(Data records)
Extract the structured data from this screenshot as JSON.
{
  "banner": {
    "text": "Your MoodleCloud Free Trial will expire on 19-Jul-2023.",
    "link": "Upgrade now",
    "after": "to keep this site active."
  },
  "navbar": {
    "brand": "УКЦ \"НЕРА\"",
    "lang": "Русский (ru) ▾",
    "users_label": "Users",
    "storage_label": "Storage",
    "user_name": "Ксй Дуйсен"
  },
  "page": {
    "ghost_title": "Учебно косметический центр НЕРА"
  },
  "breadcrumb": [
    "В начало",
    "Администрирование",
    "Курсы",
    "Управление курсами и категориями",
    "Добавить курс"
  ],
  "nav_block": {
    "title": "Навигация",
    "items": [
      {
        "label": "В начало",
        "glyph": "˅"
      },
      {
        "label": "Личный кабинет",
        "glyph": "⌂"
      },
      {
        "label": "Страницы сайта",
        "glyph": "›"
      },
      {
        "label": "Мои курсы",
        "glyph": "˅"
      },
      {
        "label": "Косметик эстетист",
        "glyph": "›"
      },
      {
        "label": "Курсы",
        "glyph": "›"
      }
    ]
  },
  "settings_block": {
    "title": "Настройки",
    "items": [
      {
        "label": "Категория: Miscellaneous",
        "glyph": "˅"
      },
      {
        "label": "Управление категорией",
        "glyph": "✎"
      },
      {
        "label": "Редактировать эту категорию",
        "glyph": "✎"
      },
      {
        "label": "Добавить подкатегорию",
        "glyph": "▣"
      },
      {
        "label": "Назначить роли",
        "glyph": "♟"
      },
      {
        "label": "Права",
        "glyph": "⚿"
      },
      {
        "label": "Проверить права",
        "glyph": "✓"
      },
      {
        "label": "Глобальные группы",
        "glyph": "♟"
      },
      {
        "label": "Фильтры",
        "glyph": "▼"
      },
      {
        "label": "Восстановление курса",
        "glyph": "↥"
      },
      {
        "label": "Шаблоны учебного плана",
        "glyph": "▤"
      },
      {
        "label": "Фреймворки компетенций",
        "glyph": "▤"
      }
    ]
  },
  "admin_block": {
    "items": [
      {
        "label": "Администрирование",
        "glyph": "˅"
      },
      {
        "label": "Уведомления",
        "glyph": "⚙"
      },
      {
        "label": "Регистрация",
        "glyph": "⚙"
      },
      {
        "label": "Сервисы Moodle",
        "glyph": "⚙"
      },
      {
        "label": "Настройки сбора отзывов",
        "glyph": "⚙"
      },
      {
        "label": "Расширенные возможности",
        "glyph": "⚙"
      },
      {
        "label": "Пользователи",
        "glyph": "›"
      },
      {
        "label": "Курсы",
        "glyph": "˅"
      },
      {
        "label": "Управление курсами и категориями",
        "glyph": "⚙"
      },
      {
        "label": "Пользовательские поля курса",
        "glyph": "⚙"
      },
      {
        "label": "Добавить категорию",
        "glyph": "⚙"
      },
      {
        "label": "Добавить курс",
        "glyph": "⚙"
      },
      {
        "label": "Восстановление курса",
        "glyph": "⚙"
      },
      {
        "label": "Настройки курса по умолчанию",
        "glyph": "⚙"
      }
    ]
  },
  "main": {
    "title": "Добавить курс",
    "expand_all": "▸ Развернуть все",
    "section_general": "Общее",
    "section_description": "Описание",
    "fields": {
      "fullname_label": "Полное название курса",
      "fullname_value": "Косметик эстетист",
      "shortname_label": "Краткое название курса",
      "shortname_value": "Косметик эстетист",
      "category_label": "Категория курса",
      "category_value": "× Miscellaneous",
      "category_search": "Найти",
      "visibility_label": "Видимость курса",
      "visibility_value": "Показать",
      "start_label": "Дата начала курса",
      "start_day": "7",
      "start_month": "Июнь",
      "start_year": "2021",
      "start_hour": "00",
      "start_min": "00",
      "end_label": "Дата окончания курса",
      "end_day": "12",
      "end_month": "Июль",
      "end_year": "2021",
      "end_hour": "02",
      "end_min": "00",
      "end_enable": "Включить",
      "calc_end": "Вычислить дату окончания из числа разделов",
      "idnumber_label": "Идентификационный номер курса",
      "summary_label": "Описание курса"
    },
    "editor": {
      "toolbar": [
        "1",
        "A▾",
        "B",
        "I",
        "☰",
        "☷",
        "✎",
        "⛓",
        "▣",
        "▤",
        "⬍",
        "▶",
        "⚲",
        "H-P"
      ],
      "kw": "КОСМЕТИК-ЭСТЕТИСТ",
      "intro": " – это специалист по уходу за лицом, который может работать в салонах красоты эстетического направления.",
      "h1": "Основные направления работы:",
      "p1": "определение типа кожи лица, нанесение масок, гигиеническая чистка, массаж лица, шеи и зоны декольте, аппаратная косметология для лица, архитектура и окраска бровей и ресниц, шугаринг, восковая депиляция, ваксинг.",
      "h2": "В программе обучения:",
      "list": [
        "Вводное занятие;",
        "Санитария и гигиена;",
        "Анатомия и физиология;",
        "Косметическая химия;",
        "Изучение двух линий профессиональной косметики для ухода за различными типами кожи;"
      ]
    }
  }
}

> SHORT PROBLEM
Write out the listing once more, matching it exactly.

> ANSWER TO THIS TASK
Extract the structured data from this screenshot as JSON.
{
  "banner": {
    "text": "Your MoodleCloud Free Trial will expire on 19-Jul-2023.",
    "link": "Upgrade now",
    "after": "to keep this site active."
  },
  "navbar": {
    "brand": "УКЦ \"НЕРА\"",
    "lang": "Русский (ru) ▾",
    "users_label": "Users",
    "storage_label": "Storage",
    "user_name": "Ксй Дуйсен"
  },
  "page": {
    "ghost_title": "Учебно косметический центр НЕРА"
  },
  "breadcrumb": [
    "В начало",
    "Администрирование",
    "Курсы",
    "Управление курсами и категориями",
    "Добавить курс"
  ],
  "nav_block": {
    "title": "Навигация",
    "items": [
      {
        "label": "В начало",
        "glyph": "˅"
      },
      {
        "label": "Личный кабинет",
        "glyph": "⌂"
      },
      {
        "label": "Страницы сайта",
        "glyph": "›"
      },
      {
        "label": "Мои курсы",
        "glyph": "˅"
      },
      {
        "label": "Косметик эстетист",
        "glyph": "›"
      },
      {
        "label": "Курсы",
        "glyph": "›"
      }
    ]
  },
  "settings_block": {
    "title": "Настройки",
    "items": [
      {
        "label": "Категория: Miscellaneous",
        "glyph": "˅"
      },
      {
        "label": "Управление категорией",
        "glyph": "✎"
      },
      {
        "label": "Редактировать эту категорию",
        "glyph": "✎"
      },
      {
        "label": "Добавить подкатегорию",
        "glyph": "▣"
      },
      {
        "label": "Назначить роли",
        "glyph": "♟"
      },
      {
        "label": "Права",
        "glyph": "⚿"
      },
      {
        "label": "Проверить права",
        "glyph": "✓"
      },
      {
        "label": "Глобальные группы",
        "glyph": "♟"
      },
      {
        "label": "Фильтры",
        "glyph": "▼"
      },
      {
        "label": "Восстановление курса",
        "glyph": "↥"
      },
      {
        "label": "Шаблоны учебного плана",
        "glyph": "▤"
      },
      {
        "label": "Фреймворки компетенций",
        "glyph": "▤"
      }
    ]
  },
  "admin_block": {
    "items": [
      {
        "label": "Администрирование",
        "glyph": "˅"
      },
      {
        "label": "Уведомления",
        "glyph": "⚙"
      },
      {
        "label": "Регистрация",
        "glyph": "⚙"
      },
      {
        "label": "Сервисы Moodle",
        "glyph": "⚙"
      },
      {
        "label": "Настройки сбора отзывов",
        "glyph": "⚙"
      },
      {
        "label": "Расширенные возможности",
        "glyph": "⚙"
      },
      {
        "label": "Пользователи",
        "glyph": "›"
      },
      {
        "label": "Курсы",
        "glyph": "˅"
      },
      {
        "label": "Управление курсами и категориями",
        "glyph": "⚙"
      },
      {
        "label": "Пользовательские поля курса",
        "glyph": "⚙"
      },
      {
        "label": "Добавить категорию",
        "glyph": "⚙"
      },
      {
        "label": "Добавить курс",
        "glyph": "⚙"
      },
      {
        "label": "Восстановление курса",
        "glyph": "⚙"
      },
      {
        "label": "Настройки курса по умолчанию",
        "glyph": "⚙"
      }
    ]
  },
  "main": {
    "title": "Добавить курс",
    "expand_all": "▸ Развернуть все",
    "section_general": "Общее",
    "section_description": "Описание",
    "fields": {
      "fullname_label": "Полное название курса",
      "fullname_value": "Косметик эстетист",
      "shortname_label": "Краткое название курса",
      "shortname_value": "Косметик эстетист",
      "category_label": "Категория курса",
      "category_value": "× Miscellaneous",
      "category_search": "Найти",
      "visibility_label": "Видимость курса",
      "visibility_value": "Показать",
      "start_label": "Дата начала курса",
      "start_day": "7",
      "start_month": "Июнь",
      "start_year": "2021",
      "start_hour": "00",
      "start_min": "00",
      "end_label": "Дата окончания курса",
      "end_day": "12",
      "end_month": "Июль",
      "end_year": "2021",
      "end_hour": "02",
      "end_min": "00",
      "end_enable": "Включить",
      "calc_end": "Вычислить дату окончания из числа разделов",
      "idnumber_label": "Идентификационный номер курса",
      "summary_label": "Описание курса"
    },
    "editor": {
      "toolbar": [
        "1",
        "A▾",
        "B",
        "I",
        "☰",
        "☷",
        "✎",
        "⛓",
        "▣",
        "▤",
        "⬍",
        "▶",
        "⚲",
        "H-P"
      ],
      "kw": "КОСМЕТИК-ЭСТЕТИСТ",
      "intro": " – это специалист по уходу за лицом, который может работать в салонах красоты эстетического направления.",
      "h1": "Основные направления работы:",
      "p1": "определение типа кожи лица, нанесение масок, гигиеническая чистка, массаж лица, шеи и зоны декольте, аппаратная косметология для лица, архитектура и окраска бровей и ресниц, шугаринг, восковая депиляция, ваксинг.",
      "h2": "В программе обучения:",
      "list": [
        "Вводное занятие;",
        "Санитария и гигиена;",
        "Анатомия и физиология;",
        "Косметическая химия;",
        "Изучение двух линий профессиональной косметики для ухода за различными типами кожи;"
      ]
    }
  }
}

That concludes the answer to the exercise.